State the count of lines below in which the word "MySQL" appears, and add nothing.

•••••

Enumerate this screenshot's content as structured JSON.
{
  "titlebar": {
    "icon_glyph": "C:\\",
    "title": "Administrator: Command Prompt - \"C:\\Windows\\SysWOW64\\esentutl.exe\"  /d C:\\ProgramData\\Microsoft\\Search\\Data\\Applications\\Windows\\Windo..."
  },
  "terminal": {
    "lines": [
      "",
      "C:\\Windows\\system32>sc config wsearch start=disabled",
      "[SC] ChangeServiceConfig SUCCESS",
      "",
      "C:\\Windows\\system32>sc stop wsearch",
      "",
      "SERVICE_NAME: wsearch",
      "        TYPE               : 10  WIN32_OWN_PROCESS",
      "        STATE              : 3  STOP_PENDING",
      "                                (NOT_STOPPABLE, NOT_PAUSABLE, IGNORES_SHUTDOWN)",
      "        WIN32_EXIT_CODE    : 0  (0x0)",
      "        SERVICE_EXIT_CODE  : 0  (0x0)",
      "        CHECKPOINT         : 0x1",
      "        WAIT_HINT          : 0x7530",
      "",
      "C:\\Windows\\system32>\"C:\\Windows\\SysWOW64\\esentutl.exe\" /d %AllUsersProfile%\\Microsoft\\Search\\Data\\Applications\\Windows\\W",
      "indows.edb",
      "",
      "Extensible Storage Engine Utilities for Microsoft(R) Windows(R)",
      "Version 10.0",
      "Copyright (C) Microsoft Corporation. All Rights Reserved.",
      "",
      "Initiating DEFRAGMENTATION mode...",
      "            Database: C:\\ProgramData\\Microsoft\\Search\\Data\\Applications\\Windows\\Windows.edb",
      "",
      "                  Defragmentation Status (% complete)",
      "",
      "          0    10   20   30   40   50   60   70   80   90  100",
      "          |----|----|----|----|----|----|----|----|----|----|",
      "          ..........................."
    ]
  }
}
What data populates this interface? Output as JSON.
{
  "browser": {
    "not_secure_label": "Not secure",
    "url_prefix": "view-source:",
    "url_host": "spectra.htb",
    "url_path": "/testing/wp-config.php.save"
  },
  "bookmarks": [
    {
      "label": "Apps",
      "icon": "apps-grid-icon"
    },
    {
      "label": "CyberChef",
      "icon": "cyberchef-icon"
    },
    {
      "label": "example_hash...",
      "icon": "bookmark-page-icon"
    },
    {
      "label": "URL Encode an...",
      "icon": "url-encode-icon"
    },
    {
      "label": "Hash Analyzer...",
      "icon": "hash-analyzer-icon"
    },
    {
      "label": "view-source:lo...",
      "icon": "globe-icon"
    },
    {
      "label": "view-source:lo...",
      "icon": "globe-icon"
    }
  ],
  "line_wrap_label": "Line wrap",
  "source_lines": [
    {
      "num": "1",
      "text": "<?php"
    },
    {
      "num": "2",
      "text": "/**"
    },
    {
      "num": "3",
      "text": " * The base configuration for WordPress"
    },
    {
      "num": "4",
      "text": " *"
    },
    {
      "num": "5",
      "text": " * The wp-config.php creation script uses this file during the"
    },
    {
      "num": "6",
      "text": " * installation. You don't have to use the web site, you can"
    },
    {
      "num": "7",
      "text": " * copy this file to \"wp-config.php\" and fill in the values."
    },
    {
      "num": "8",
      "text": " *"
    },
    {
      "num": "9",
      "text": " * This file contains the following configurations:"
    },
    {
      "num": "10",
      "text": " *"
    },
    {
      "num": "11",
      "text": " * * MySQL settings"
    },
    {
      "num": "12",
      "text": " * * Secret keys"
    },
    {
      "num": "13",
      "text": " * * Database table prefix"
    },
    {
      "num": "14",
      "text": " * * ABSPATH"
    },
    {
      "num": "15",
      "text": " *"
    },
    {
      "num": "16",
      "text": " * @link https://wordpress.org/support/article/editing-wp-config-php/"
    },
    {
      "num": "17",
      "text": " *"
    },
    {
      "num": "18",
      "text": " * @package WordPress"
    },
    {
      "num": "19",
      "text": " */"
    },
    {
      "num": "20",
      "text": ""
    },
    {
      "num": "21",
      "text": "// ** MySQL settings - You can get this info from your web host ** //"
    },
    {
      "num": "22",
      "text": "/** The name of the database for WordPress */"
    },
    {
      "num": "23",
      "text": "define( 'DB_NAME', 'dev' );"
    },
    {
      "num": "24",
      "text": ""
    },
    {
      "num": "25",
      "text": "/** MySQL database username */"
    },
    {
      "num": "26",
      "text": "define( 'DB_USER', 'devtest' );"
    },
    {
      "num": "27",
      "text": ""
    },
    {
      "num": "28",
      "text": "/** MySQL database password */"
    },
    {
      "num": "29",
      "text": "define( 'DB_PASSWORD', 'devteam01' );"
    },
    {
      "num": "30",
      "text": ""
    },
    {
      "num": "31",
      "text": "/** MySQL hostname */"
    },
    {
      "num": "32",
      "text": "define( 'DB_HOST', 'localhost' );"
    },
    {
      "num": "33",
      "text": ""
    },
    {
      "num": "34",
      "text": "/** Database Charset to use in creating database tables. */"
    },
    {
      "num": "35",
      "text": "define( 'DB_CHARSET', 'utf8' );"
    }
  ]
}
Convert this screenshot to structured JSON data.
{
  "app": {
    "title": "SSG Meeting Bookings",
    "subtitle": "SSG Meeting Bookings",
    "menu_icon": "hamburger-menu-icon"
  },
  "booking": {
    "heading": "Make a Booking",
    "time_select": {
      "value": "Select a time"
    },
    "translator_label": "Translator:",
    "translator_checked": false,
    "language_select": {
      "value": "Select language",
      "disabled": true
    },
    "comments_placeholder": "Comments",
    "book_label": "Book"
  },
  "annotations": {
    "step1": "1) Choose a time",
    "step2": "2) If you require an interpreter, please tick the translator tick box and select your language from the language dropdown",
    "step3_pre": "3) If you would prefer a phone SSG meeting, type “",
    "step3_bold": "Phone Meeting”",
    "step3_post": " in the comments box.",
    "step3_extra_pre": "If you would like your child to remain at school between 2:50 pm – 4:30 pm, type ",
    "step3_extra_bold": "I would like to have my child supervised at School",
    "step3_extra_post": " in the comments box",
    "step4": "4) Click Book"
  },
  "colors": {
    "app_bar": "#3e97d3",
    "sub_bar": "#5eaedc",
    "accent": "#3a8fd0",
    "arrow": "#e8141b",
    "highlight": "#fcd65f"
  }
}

•••••

> Full solution:
5